▸ **GIVEN INSTRUCTION**: Set down each entry exactly as given; pictures should not appear in the copy.

▸ **DATASET CONTENT**:
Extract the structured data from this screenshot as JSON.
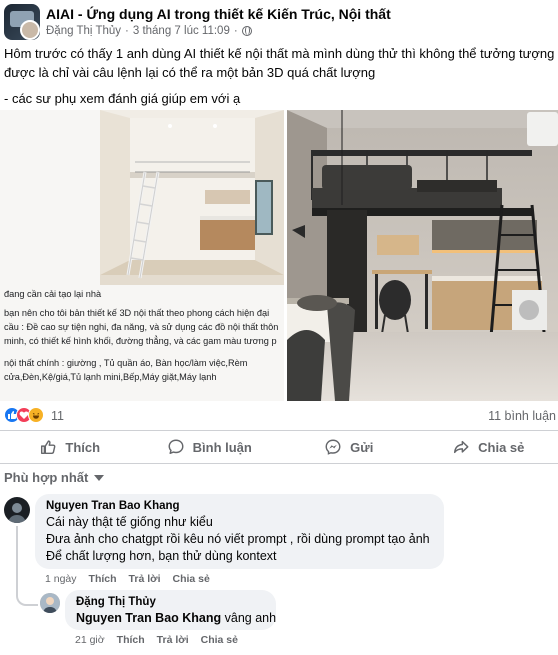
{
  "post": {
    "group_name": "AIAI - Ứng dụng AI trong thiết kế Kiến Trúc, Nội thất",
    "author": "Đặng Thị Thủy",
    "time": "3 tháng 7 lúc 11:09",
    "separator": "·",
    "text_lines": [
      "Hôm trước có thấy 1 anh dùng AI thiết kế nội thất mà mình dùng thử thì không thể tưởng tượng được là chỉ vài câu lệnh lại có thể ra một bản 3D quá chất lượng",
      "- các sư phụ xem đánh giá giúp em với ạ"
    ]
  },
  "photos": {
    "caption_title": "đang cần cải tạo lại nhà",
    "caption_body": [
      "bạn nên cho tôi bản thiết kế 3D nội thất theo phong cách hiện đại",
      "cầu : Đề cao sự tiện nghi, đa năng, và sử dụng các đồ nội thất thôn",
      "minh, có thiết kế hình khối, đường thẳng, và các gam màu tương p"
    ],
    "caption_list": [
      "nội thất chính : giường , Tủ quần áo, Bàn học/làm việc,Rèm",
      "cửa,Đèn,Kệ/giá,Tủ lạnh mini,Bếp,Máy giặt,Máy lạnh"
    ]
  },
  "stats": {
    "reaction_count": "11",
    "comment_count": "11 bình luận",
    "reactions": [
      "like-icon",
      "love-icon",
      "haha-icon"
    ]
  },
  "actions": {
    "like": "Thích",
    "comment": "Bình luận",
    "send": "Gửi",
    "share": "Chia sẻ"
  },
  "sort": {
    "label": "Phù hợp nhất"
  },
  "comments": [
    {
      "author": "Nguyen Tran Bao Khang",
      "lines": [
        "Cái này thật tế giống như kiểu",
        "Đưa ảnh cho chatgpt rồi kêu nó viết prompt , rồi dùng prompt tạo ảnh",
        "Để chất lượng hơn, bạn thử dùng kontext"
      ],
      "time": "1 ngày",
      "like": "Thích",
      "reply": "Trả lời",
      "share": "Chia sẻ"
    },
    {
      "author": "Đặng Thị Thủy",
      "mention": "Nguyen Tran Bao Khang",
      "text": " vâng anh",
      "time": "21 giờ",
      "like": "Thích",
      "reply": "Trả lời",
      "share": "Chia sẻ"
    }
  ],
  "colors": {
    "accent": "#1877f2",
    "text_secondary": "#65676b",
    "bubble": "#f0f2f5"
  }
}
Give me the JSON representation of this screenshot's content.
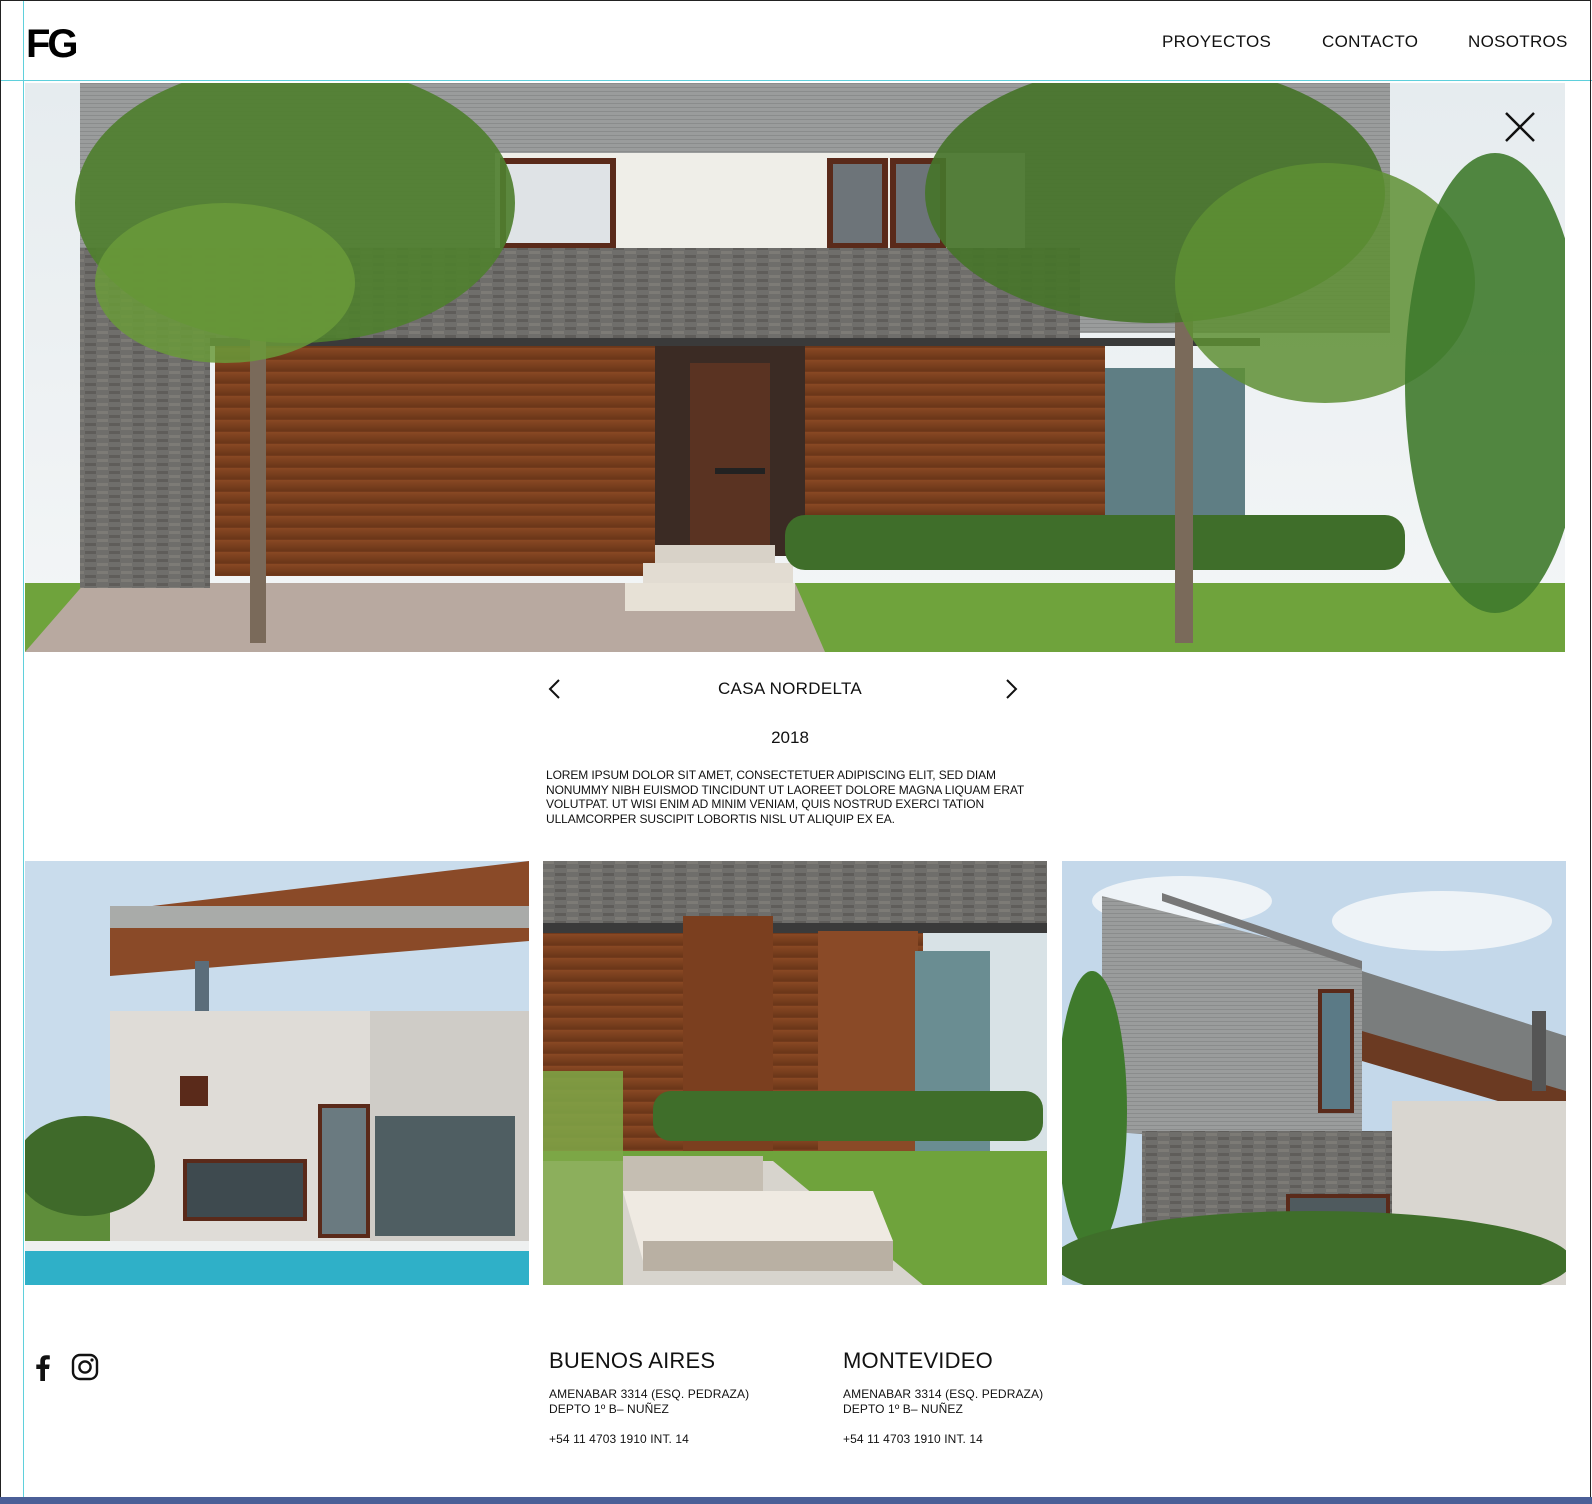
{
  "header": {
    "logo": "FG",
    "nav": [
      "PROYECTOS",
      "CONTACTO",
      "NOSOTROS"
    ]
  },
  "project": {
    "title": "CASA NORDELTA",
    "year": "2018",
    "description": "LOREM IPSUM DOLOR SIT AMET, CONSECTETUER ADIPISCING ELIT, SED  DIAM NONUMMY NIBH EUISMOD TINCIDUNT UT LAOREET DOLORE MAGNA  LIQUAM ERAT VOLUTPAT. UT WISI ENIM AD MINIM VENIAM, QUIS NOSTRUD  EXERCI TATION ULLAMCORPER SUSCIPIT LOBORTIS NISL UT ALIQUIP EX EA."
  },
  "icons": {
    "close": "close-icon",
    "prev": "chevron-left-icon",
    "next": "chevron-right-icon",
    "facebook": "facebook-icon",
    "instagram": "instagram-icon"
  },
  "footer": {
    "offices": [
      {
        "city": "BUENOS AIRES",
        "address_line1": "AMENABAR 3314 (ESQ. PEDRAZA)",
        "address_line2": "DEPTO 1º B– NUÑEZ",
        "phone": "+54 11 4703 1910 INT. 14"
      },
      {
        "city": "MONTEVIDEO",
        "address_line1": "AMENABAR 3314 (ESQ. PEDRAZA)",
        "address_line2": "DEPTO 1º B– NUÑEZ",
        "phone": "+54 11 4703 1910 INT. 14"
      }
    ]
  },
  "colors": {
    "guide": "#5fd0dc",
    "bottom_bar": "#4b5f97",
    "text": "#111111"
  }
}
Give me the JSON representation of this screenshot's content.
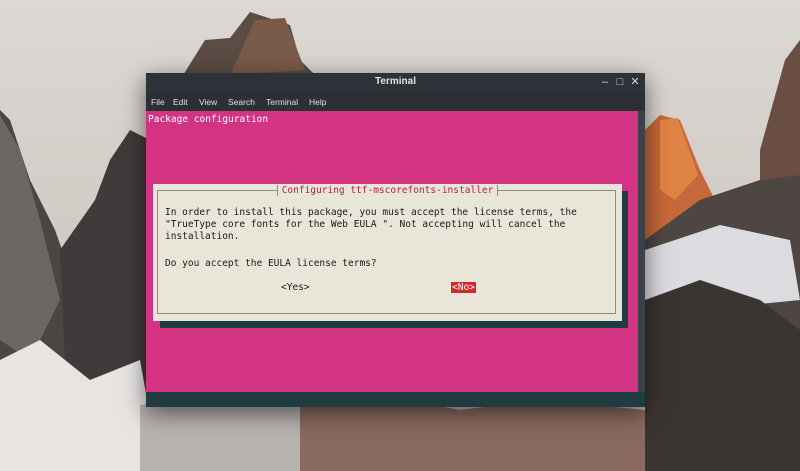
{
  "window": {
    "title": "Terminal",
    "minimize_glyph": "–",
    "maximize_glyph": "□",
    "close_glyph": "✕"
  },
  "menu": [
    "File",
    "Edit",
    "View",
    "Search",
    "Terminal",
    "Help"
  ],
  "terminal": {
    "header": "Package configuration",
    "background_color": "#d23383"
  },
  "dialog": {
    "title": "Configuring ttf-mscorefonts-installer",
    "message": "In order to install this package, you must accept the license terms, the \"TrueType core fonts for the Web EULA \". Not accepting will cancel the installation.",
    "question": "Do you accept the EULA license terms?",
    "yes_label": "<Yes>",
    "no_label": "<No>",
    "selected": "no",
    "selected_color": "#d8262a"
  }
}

▸ **SOLUTION**:
Extract the structured data from this screenshot as JSON.
{
  "post": {
    "group_name": "AIAI - Ứng dụng AI trong thiết kế Kiến Trúc, Nội thất",
    "author": "Đặng Thị Thủy",
    "time": "3 tháng 7 lúc 11:09",
    "separator": "·",
    "text_lines": [
      "Hôm trước có thấy 1 anh dùng AI thiết kế nội thất mà mình dùng thử thì không thể tưởng tượng được là chỉ vài câu lệnh lại có thể ra một bản 3D quá chất lượng",
      "- các sư phụ xem đánh giá giúp em với ạ"
    ]
  },
  "photos": {
    "caption_title": "đang cần cải tạo lại nhà",
    "caption_body": [
      "bạn nên cho tôi bản thiết kế 3D nội thất theo phong cách hiện đại",
      "cầu : Đề cao sự tiện nghi, đa năng, và sử dụng các đồ nội thất thôn",
      "minh, có thiết kế hình khối, đường thẳng, và các gam màu tương p"
    ],
    "caption_list": [
      "nội thất chính : giường , Tủ quần áo, Bàn học/làm việc,Rèm",
      "cửa,Đèn,Kệ/giá,Tủ lạnh mini,Bếp,Máy giặt,Máy lạnh"
    ]
  },
  "stats": {
    "reaction_count": "11",
    "comment_count": "11 bình luận",
    "reactions": [
      "like-icon",
      "love-icon",
      "haha-icon"
    ]
  },
  "actions": {
    "like": "Thích",
    "comment": "Bình luận",
    "send": "Gửi",
    "share": "Chia sẻ"
  },
  "sort": {
    "label": "Phù hợp nhất"
  },
  "comments": [
    {
      "author": "Nguyen Tran Bao Khang",
      "lines": [
        "Cái này thật tế giống như kiểu",
        "Đưa ảnh cho chatgpt rồi kêu nó viết prompt , rồi dùng prompt tạo ảnh",
        "Để chất lượng hơn, bạn thử dùng kontext"
      ],
      "time": "1 ngày",
      "like": "Thích",
      "reply": "Trả lời",
      "share": "Chia sẻ"
    },
    {
      "author": "Đặng Thị Thủy",
      "mention": "Nguyen Tran Bao Khang",
      "text": " vâng anh",
      "time": "21 giờ",
      "like": "Thích",
      "reply": "Trả lời",
      "share": "Chia sẻ"
    }
  ],
  "colors": {
    "accent": "#1877f2",
    "text_secondary": "#65676b",
    "bubble": "#f0f2f5"
  }
}
Give me the JSON representation of this screenshot's content.
{
  "header": {
    "logo": "FG",
    "nav": [
      "PROYECTOS",
      "CONTACTO",
      "NOSOTROS"
    ]
  },
  "project": {
    "title": "CASA NORDELTA",
    "year": "2018",
    "description": "LOREM IPSUM DOLOR SIT AMET, CONSECTETUER ADIPISCING ELIT, SED  DIAM NONUMMY NIBH EUISMOD TINCIDUNT UT LAOREET DOLORE MAGNA  LIQUAM ERAT VOLUTPAT. UT WISI ENIM AD MINIM VENIAM, QUIS NOSTRUD  EXERCI TATION ULLAMCORPER SUSCIPIT LOBORTIS NISL UT ALIQUIP EX EA."
  },
  "icons": {
    "close": "close-icon",
    "prev": "chevron-left-icon",
    "next": "chevron-right-icon",
    "facebook": "facebook-icon",
    "instagram": "instagram-icon"
  },
  "footer": {
    "offices": [
      {
        "city": "BUENOS AIRES",
        "address_line1": "AMENABAR 3314 (ESQ. PEDRAZA)",
        "address_line2": "DEPTO 1º B– NUÑEZ",
        "phone": "+54 11 4703 1910 INT. 14"
      },
      {
        "city": "MONTEVIDEO",
        "address_line1": "AMENABAR 3314 (ESQ. PEDRAZA)",
        "address_line2": "DEPTO 1º B– NUÑEZ",
        "phone": "+54 11 4703 1910 INT. 14"
      }
    ]
  },
  "colors": {
    "guide": "#5fd0dc",
    "bottom_bar": "#4b5f97",
    "text": "#111111"
  }
}
Give me the JSON representation of this screenshot's content.
{
  "window": {
    "title": "Terminal",
    "minimize_glyph": "–",
    "maximize_glyph": "□",
    "close_glyph": "✕"
  },
  "menu": [
    "File",
    "Edit",
    "View",
    "Search",
    "Terminal",
    "Help"
  ],
  "terminal": {
    "header": "Package configuration",
    "background_color": "#d23383"
  },
  "dialog": {
    "title": "Configuring ttf-mscorefonts-installer",
    "message": "In order to install this package, you must accept the license terms, the \"TrueType core fonts for the Web EULA \". Not accepting will cancel the installation.",
    "question": "Do you accept the EULA license terms?",
    "yes_label": "<Yes>",
    "no_label": "<No>",
    "selected": "no",
    "selected_color": "#d8262a"
  }
}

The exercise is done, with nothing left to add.